Copy the data below exactly, omitting any picture it contains.

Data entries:

-- begin --

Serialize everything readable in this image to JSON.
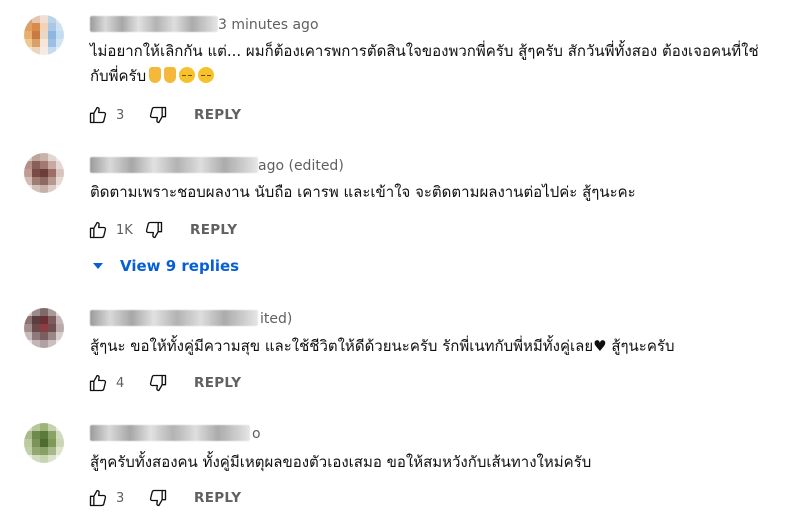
{
  "comments": [
    {
      "meta": "3 minutes ago",
      "text": "ไม่อยากให้เลิกกัน แต่... ผมก็ต้องเคารพการตัดสินใจของพวกพี่ครับ สู้ๆครับ สักวันพี่ทั้งสอง ต้องเจอคนที่ใช่ กับพี่ครับ",
      "emojis": [
        "victory-hand-emoji",
        "victory-hand-emoji",
        "pensive-face-emoji",
        "pensive-face-emoji"
      ],
      "likes": "3",
      "reply_label": "REPLY",
      "avatar_colors": [
        "#c9a38a",
        "#e6c6b0",
        "#f0e0d4",
        "#b9d3e8",
        "#d9e6f2",
        "#e0a062",
        "#d98b4c",
        "#f2d2b8",
        "#a8c8e6",
        "#cfe0f0",
        "#e8b070",
        "#c97a43",
        "#e9d7c7",
        "#8fb6dd",
        "#c4dcf0",
        "#f1c890",
        "#d8a06a",
        "#f5e6d8",
        "#9cc0e4",
        "#d3e3f2",
        "#f6e3cf",
        "#eed4bb",
        "#f4ece4",
        "#c6dbef",
        "#e4eef7"
      ]
    },
    {
      "meta": "ago (edited)",
      "text": "ติดตามเพราะชอบผลงาน นับถือ เคารพ และเข้าใจ จะติดตามผลงานต่อไปค่ะ สู้ๆนะคะ",
      "likes": "1K",
      "reply_label": "REPLY",
      "avatar_colors": [
        "#d8c8c4",
        "#bfa49c",
        "#c9b2aa",
        "#e2d6d2",
        "#f0e8e6",
        "#b48f86",
        "#8a5f58",
        "#a37a72",
        "#c7aaa3",
        "#e5d8d4",
        "#c29c92",
        "#7a4a44",
        "#6e3d38",
        "#9c6e66",
        "#d8c4be",
        "#d4bcb6",
        "#a07c74",
        "#8e6a62",
        "#b8978f",
        "#e6dad6",
        "#ece2df",
        "#d2c0bb",
        "#c6b0aa",
        "#dccdc9",
        "#f2ecea"
      ]
    },
    {
      "meta": "ited)",
      "text": "สู้ๆนะ  ขอให้ทั้งคู่มีความสุข และใช้ชีวิตให้ดีด้วยนะครับ รักพี่เนทกับพี่หมีทั้งคู่เลย♥ สู้ๆนะครับ",
      "likes": "4",
      "reply_label": "REPLY",
      "avatar_colors": [
        "#cfc3c3",
        "#9d8c8c",
        "#7e6a6b",
        "#a99a9a",
        "#e0d8d8",
        "#8c7475",
        "#5a3f41",
        "#6b2f34",
        "#7d5a5c",
        "#c4b6b6",
        "#a48e8e",
        "#6e4a4d",
        "#8a3d44",
        "#704e51",
        "#b9a9a9",
        "#c7baba",
        "#8f7a7b",
        "#7a5f61",
        "#9b8787",
        "#d6cdcd",
        "#e6e0e0",
        "#c2b6b6",
        "#b0a2a2",
        "#cbc0c0",
        "#efebeb"
      ]
    },
    {
      "meta": "o",
      "text": "สู้ๆครับทั้งสองคน ทั้งคู่มีเหตุผลของตัวเองเสมอ ขอให้สมหวังกับเส้นทางใหม่ครับ",
      "likes": "3",
      "reply_label": "REPLY",
      "avatar_colors": [
        "#d5dcc4",
        "#b8c79a",
        "#9eb27a",
        "#c6d2ae",
        "#e6ebdc",
        "#a8b98a",
        "#6f8a4c",
        "#5c7a3a",
        "#8aa266",
        "#d0dabd",
        "#bccb9f",
        "#7c9458",
        "#4f6b32",
        "#7e9a5a",
        "#c9d5b4",
        "#c3cfa8",
        "#93a871",
        "#88a066",
        "#a7b98a",
        "#dde5cf",
        "#ebefe2",
        "#d2dbc0",
        "#c8d3b2",
        "#dbe3cb",
        "#f2f5ec"
      ]
    }
  ],
  "view_replies": {
    "label": "View 9 replies"
  },
  "colors": {
    "link": "#065fd4",
    "secondary_text": "#606060",
    "text": "#0f0f0f"
  },
  "icons": {
    "like": "thumb-up-icon",
    "dislike": "thumb-down-icon",
    "expand": "caret-down-icon"
  }
}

-- end --

**Written solution**:
Serialize everything readable in this image to JSON.
{
  "comments": [
    {
      "meta": "3 minutes ago",
      "text": "ไม่อยากให้เลิกกัน แต่... ผมก็ต้องเคารพการตัดสินใจของพวกพี่ครับ สู้ๆครับ สักวันพี่ทั้งสอง ต้องเจอคนที่ใช่ กับพี่ครับ",
      "emojis": [
        "victory-hand-emoji",
        "victory-hand-emoji",
        "pensive-face-emoji",
        "pensive-face-emoji"
      ],
      "likes": "3",
      "reply_label": "REPLY",
      "avatar_colors": [
        "#c9a38a",
        "#e6c6b0",
        "#f0e0d4",
        "#b9d3e8",
        "#d9e6f2",
        "#e0a062",
        "#d98b4c",
        "#f2d2b8",
        "#a8c8e6",
        "#cfe0f0",
        "#e8b070",
        "#c97a43",
        "#e9d7c7",
        "#8fb6dd",
        "#c4dcf0",
        "#f1c890",
        "#d8a06a",
        "#f5e6d8",
        "#9cc0e4",
        "#d3e3f2",
        "#f6e3cf",
        "#eed4bb",
        "#f4ece4",
        "#c6dbef",
        "#e4eef7"
      ]
    },
    {
      "meta": "ago (edited)",
      "text": "ติดตามเพราะชอบผลงาน นับถือ เคารพ และเข้าใจ จะติดตามผลงานต่อไปค่ะ สู้ๆนะคะ",
      "likes": "1K",
      "reply_label": "REPLY",
      "avatar_colors": [
        "#d8c8c4",
        "#bfa49c",
        "#c9b2aa",
        "#e2d6d2",
        "#f0e8e6",
        "#b48f86",
        "#8a5f58",
        "#a37a72",
        "#c7aaa3",
        "#e5d8d4",
        "#c29c92",
        "#7a4a44",
        "#6e3d38",
        "#9c6e66",
        "#d8c4be",
        "#d4bcb6",
        "#a07c74",
        "#8e6a62",
        "#b8978f",
        "#e6dad6",
        "#ece2df",
        "#d2c0bb",
        "#c6b0aa",
        "#dccdc9",
        "#f2ecea"
      ]
    },
    {
      "meta": "ited)",
      "text": "สู้ๆนะ  ขอให้ทั้งคู่มีความสุข และใช้ชีวิตให้ดีด้วยนะครับ รักพี่เนทกับพี่หมีทั้งคู่เลย♥ สู้ๆนะครับ",
      "likes": "4",
      "reply_label": "REPLY",
      "avatar_colors": [
        "#cfc3c3",
        "#9d8c8c",
        "#7e6a6b",
        "#a99a9a",
        "#e0d8d8",
        "#8c7475",
        "#5a3f41",
        "#6b2f34",
        "#7d5a5c",
        "#c4b6b6",
        "#a48e8e",
        "#6e4a4d",
        "#8a3d44",
        "#704e51",
        "#b9a9a9",
        "#c7baba",
        "#8f7a7b",
        "#7a5f61",
        "#9b8787",
        "#d6cdcd",
        "#e6e0e0",
        "#c2b6b6",
        "#b0a2a2",
        "#cbc0c0",
        "#efebeb"
      ]
    },
    {
      "meta": "o",
      "text": "สู้ๆครับทั้งสองคน ทั้งคู่มีเหตุผลของตัวเองเสมอ ขอให้สมหวังกับเส้นทางใหม่ครับ",
      "likes": "3",
      "reply_label": "REPLY",
      "avatar_colors": [
        "#d5dcc4",
        "#b8c79a",
        "#9eb27a",
        "#c6d2ae",
        "#e6ebdc",
        "#a8b98a",
        "#6f8a4c",
        "#5c7a3a",
        "#8aa266",
        "#d0dabd",
        "#bccb9f",
        "#7c9458",
        "#4f6b32",
        "#7e9a5a",
        "#c9d5b4",
        "#c3cfa8",
        "#93a871",
        "#88a066",
        "#a7b98a",
        "#dde5cf",
        "#ebefe2",
        "#d2dbc0",
        "#c8d3b2",
        "#dbe3cb",
        "#f2f5ec"
      ]
    }
  ],
  "view_replies": {
    "label": "View 9 replies"
  },
  "colors": {
    "link": "#065fd4",
    "secondary_text": "#606060",
    "text": "#0f0f0f"
  },
  "icons": {
    "like": "thumb-up-icon",
    "dislike": "thumb-down-icon",
    "expand": "caret-down-icon"
  }
}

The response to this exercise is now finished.